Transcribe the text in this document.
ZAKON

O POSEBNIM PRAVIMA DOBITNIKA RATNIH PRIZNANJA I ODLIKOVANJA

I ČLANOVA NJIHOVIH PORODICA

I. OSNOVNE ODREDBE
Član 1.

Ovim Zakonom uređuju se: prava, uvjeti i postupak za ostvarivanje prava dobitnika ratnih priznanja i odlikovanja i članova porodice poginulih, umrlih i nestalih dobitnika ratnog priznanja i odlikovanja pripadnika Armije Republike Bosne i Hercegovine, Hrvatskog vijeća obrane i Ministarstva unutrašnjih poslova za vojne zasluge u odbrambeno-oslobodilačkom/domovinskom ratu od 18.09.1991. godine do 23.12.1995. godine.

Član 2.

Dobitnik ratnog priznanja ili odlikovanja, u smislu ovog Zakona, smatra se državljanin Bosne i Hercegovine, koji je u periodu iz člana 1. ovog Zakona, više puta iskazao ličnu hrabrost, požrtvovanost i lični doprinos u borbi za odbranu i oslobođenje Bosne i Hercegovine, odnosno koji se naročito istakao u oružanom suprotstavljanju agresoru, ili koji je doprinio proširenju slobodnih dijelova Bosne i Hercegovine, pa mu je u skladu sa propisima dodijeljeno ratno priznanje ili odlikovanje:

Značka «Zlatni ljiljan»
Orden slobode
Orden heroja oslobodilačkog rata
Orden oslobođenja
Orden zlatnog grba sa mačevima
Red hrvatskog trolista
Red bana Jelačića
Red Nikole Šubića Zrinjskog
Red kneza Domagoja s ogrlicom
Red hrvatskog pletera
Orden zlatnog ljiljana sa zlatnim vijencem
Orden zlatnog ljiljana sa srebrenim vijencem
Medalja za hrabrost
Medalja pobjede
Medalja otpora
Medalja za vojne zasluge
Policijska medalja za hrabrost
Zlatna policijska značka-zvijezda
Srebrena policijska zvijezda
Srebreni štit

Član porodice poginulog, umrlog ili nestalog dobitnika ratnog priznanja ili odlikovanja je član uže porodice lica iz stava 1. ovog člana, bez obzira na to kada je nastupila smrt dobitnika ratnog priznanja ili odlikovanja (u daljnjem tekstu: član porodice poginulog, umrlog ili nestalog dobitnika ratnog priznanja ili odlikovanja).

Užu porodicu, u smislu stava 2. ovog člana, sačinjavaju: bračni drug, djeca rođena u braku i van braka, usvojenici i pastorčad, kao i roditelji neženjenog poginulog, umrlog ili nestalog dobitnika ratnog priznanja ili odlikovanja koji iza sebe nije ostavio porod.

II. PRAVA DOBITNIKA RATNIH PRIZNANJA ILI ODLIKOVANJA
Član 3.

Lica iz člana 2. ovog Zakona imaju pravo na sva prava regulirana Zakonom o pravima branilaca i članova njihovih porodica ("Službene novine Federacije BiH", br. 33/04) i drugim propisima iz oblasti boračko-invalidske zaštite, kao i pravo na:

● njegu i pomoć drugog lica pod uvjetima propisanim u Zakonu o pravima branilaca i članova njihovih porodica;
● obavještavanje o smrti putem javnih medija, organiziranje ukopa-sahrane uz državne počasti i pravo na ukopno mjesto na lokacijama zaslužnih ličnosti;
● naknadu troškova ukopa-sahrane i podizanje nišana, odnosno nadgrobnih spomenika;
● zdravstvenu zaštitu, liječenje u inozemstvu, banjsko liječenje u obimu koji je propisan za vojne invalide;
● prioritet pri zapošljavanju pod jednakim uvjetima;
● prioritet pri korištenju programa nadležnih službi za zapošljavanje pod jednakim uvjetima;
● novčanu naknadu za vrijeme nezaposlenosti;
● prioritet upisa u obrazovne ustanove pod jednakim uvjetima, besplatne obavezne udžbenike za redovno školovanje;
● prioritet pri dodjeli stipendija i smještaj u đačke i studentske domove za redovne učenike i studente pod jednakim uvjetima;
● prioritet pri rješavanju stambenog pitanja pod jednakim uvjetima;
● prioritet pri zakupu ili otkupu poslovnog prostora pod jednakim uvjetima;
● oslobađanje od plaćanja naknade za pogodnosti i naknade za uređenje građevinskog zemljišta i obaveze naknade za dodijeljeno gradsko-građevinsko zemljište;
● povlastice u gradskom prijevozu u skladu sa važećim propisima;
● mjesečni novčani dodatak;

···

### Your task
Looking at the records above, say how many lines hold the string "prioritet". Write nothing but the number.

### Answer for the task
6